• _Data records_
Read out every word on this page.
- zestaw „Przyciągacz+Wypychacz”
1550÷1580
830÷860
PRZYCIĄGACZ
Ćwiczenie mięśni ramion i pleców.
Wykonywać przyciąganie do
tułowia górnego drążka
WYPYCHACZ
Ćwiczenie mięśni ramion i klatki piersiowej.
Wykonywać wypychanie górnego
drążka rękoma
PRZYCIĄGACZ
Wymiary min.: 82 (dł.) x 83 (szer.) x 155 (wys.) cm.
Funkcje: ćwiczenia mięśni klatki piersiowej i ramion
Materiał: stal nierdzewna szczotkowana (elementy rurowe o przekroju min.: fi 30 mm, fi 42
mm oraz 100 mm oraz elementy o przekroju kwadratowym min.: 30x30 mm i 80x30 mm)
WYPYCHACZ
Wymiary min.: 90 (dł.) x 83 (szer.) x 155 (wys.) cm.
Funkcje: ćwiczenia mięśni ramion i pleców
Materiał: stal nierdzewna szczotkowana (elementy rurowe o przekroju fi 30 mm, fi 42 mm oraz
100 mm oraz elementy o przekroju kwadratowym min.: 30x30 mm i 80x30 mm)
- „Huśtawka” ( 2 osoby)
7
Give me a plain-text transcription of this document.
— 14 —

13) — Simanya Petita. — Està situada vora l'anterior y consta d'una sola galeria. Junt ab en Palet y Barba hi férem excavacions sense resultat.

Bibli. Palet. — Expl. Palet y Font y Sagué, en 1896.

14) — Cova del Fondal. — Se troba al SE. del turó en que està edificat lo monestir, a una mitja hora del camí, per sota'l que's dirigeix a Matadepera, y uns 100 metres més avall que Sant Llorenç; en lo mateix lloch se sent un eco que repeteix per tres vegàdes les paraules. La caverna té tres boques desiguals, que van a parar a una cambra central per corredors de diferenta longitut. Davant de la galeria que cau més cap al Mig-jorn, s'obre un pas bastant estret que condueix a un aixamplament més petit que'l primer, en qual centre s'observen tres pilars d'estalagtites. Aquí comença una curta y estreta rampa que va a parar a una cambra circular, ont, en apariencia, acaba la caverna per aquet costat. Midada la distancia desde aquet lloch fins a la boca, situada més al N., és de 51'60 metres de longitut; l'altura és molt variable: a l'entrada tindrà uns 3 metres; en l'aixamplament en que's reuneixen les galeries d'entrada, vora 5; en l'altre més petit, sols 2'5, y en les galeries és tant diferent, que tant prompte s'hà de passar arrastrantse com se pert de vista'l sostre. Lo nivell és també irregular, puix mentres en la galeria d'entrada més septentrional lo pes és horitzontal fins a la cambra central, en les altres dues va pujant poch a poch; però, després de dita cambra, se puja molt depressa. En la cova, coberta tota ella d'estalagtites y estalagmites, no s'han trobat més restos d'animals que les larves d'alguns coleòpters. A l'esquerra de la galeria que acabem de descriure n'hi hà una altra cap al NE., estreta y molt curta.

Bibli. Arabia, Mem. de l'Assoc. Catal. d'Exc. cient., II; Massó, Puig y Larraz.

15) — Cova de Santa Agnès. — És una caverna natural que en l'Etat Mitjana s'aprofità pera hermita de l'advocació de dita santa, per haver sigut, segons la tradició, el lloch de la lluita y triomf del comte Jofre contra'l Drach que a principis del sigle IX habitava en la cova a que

• _Exercise directions_
The records above are to be copied in full, exactly as written.

• _Right answer_
Read out every word on this page.
- zestaw „Przyciągacz+Wypychacz”
1550÷1580
830÷860
PRZYCIĄGACZ
Ćwiczenie mięśni ramion i pleców.
Wykonywać przyciąganie do
tułowia górnego drążka
WYPYCHACZ
Ćwiczenie mięśni ramion i klatki piersiowej.
Wykonywać wypychanie górnego
drążka rękoma
PRZYCIĄGACZ
Wymiary min.: 82 (dł.) x 83 (szer.) x 155 (wys.) cm.
Funkcje: ćwiczenia mięśni klatki piersiowej i ramion
Materiał: stal nierdzewna szczotkowana (elementy rurowe o przekroju min.: fi 30 mm, fi 42
mm oraz 100 mm oraz elementy o przekroju kwadratowym min.: 30x30 mm i 80x30 mm)
WYPYCHACZ
Wymiary min.: 90 (dł.) x 83 (szer.) x 155 (wys.) cm.
Funkcje: ćwiczenia mięśni ramion i pleców
Materiał: stal nierdzewna szczotkowana (elementy rurowe o przekroju fi 30 mm, fi 42 mm oraz
100 mm oraz elementy o przekroju kwadratowym min.: 30x30 mm i 80x30 mm)
- „Huśtawka” ( 2 osoby)
7
Give me a plain-text transcription of this document.
— 14 —

13) — Simanya Petita. — Està situada vora l'anterior y consta d'una sola galeria. Junt ab en Palet y Barba hi férem excavacions sense resultat.

Bibli. Palet. — Expl. Palet y Font y Sagué, en 1896.

14) — Cova del Fondal. — Se troba al SE. del turó en que està edificat lo monestir, a una mitja hora del camí, per sota'l que's dirigeix a Matadepera, y uns 100 metres més avall que Sant Llorenç; en lo mateix lloch se sent un eco que repeteix per tres vegàdes les paraules. La caverna té tres boques desiguals, que van a parar a una cambra central per corredors de diferenta longitut. Davant de la galeria que cau més cap al Mig-jorn, s'obre un pas bastant estret que condueix a un aixamplament més petit que'l primer, en qual centre s'observen tres pilars d'estalagtites. Aquí comença una curta y estreta rampa que va a parar a una cambra circular, ont, en apariencia, acaba la caverna per aquet costat. Midada la distancia desde aquet lloch fins a la boca, situada més al N., és de 51'60 metres de longitut; l'altura és molt variable: a l'entrada tindrà uns 3 metres; en l'aixamplament en que's reuneixen les galeries d'entrada, vora 5; en l'altre més petit, sols 2'5, y en les galeries és tant diferent, que tant prompte s'hà de passar arrastrantse com se pert de vista'l sostre. Lo nivell és també irregular, puix mentres en la galeria d'entrada més septentrional lo pes és horitzontal fins a la cambra central, en les altres dues va pujant poch a poch; però, després de dita cambra, se puja molt depressa. En la cova, coberta tota ella d'estalagtites y estalagmites, no s'han trobat més restos d'animals que les larves d'alguns coleòpters. A l'esquerra de la galeria que acabem de descriure n'hi hà una altra cap al NE., estreta y molt curta.

Bibli. Arabia, Mem. de l'Assoc. Catal. d'Exc. cient., II; Massó, Puig y Larraz.

15) — Cova de Santa Agnès. — És una caverna natural que en l'Etat Mitjana s'aprofità pera hermita de l'advocació de dita santa, per haver sigut, segons la tradició, el lloch de la lluita y triomf del comte Jofre contra'l Drach que a principis del sigle IX habitava en la cova a que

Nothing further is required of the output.